»»

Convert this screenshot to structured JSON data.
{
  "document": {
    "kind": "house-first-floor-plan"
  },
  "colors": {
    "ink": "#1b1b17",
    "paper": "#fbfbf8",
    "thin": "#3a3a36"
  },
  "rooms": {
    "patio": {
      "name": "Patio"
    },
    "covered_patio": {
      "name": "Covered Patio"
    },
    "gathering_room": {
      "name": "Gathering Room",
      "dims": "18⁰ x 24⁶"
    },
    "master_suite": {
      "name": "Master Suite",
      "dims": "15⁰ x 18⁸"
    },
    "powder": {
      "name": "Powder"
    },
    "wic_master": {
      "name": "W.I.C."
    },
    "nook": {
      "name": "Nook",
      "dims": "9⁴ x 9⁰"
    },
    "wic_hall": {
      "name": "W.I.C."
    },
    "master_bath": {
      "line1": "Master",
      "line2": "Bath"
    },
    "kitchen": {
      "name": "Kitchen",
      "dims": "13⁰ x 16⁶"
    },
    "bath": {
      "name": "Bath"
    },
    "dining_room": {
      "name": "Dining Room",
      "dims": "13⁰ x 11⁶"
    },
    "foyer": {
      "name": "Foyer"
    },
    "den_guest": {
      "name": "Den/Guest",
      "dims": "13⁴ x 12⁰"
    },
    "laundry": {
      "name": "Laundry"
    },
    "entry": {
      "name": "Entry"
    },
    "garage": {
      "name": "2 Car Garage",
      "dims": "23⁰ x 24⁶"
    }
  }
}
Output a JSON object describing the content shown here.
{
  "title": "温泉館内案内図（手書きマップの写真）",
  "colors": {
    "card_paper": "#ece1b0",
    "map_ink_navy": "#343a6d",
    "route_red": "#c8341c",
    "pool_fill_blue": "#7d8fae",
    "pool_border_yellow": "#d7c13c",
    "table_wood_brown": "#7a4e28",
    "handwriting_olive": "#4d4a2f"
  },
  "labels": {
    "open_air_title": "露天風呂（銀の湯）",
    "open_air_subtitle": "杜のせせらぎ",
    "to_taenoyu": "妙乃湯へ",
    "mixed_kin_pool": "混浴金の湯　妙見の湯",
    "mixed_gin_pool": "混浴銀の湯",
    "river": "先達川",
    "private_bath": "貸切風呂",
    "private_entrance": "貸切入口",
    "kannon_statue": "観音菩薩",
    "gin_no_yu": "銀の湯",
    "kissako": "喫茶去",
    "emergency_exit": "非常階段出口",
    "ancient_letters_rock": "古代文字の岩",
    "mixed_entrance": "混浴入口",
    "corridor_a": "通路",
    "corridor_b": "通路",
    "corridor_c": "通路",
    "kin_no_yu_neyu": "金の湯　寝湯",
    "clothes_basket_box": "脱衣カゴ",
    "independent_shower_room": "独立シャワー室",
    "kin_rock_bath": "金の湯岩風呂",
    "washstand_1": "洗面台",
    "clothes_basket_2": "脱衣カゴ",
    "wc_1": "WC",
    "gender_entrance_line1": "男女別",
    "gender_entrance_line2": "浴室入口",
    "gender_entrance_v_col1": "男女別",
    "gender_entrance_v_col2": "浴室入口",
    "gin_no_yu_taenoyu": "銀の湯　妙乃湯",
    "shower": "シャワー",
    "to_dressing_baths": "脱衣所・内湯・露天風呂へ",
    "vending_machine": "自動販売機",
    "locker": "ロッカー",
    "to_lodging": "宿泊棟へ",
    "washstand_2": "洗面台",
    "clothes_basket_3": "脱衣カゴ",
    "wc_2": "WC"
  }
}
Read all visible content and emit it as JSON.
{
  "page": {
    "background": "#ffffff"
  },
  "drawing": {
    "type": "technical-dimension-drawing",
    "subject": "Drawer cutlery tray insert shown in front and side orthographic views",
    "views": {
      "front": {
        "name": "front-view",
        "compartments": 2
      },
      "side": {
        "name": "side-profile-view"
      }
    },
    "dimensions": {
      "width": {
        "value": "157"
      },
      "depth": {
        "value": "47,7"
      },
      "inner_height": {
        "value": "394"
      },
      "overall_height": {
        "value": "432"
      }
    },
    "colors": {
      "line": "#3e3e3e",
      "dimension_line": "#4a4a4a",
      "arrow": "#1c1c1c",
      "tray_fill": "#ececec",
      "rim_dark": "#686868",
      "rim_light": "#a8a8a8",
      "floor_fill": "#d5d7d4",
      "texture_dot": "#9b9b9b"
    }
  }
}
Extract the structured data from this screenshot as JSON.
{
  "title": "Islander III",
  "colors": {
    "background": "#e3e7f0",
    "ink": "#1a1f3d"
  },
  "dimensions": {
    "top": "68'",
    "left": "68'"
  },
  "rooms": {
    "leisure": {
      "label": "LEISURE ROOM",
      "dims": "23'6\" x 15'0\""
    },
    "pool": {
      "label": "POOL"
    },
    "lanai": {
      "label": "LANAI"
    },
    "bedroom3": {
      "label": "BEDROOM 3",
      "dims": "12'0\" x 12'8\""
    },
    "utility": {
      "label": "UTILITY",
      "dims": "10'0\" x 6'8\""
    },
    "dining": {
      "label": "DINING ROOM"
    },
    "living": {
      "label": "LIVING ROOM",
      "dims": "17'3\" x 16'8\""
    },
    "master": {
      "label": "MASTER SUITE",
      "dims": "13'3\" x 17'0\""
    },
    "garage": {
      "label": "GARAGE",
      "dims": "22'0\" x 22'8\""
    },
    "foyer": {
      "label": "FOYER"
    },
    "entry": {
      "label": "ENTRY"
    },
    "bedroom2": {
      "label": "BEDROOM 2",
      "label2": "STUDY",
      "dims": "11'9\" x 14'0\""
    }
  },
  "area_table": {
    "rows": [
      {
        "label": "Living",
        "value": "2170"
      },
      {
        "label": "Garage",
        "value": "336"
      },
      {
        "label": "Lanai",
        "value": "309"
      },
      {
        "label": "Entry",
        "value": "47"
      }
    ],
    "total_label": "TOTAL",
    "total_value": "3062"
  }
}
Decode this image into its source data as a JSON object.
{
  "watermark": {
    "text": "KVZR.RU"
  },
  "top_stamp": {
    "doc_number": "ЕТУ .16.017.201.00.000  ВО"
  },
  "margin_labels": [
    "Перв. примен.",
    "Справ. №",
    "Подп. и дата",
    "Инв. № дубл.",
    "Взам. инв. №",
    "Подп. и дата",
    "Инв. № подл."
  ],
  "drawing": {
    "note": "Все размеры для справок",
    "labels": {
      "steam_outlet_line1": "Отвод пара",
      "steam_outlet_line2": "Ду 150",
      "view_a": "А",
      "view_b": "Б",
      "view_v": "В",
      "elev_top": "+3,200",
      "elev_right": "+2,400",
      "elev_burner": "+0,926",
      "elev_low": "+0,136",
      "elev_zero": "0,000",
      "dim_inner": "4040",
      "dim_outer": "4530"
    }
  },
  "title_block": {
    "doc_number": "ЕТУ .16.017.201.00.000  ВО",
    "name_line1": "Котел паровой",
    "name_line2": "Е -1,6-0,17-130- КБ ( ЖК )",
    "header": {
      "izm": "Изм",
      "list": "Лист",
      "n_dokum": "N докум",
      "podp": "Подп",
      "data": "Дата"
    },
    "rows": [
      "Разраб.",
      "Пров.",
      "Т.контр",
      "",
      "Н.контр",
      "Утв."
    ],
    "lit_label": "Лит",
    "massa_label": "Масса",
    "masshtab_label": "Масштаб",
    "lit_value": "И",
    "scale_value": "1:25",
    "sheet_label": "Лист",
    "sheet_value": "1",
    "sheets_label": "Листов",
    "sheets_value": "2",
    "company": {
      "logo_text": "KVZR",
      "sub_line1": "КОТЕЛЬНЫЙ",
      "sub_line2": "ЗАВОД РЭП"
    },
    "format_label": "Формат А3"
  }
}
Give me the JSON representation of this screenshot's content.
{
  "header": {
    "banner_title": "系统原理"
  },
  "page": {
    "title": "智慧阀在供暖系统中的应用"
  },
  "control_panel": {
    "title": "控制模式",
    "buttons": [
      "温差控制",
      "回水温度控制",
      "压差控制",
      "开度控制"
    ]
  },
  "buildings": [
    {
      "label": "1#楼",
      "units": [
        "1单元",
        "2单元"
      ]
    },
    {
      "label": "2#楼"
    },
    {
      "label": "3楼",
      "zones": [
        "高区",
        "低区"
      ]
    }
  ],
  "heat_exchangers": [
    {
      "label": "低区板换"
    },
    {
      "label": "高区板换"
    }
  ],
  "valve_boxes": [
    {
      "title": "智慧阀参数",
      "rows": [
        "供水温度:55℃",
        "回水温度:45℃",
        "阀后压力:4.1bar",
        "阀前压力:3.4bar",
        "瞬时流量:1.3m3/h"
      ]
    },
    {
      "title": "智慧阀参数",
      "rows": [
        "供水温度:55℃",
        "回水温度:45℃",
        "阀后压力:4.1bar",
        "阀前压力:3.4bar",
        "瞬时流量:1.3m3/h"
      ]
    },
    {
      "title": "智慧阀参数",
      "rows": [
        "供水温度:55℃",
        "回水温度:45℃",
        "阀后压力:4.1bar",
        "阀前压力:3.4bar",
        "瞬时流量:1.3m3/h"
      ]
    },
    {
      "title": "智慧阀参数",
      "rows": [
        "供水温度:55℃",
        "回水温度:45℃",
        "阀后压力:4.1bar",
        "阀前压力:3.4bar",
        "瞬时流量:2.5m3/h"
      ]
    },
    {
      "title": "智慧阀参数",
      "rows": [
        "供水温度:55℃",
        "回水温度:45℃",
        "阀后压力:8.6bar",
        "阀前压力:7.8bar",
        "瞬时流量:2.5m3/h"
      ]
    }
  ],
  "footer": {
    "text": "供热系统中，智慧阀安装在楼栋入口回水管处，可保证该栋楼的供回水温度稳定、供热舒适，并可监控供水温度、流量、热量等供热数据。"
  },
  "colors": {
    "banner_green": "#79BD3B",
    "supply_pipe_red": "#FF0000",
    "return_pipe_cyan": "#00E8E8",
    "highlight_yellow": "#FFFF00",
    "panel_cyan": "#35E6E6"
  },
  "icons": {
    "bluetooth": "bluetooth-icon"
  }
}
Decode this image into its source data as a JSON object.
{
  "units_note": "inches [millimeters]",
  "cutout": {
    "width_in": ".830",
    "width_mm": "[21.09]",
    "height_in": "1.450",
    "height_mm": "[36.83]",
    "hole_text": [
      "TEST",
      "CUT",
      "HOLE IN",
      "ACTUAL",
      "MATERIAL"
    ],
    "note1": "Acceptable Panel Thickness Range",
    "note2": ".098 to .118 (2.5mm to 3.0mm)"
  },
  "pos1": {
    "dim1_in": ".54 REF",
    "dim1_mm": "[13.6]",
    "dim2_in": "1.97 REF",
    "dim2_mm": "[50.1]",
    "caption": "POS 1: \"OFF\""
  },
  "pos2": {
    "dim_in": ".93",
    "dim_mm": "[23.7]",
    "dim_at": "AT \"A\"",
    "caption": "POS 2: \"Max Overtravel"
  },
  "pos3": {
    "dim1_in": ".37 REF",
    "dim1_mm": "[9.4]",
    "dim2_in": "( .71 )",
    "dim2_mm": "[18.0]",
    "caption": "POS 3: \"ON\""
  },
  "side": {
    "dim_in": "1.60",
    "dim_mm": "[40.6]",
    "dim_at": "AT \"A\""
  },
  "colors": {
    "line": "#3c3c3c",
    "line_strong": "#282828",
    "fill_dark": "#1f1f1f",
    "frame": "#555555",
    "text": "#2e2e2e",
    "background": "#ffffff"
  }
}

««

* [The problem]
Using the listing above, pull out all lines that hold the word "front".

* [Task answer]
    "subject": "Drawer cutlery tray insert shown in front and side orthographic views",
      "front": {
        "name": "front-view",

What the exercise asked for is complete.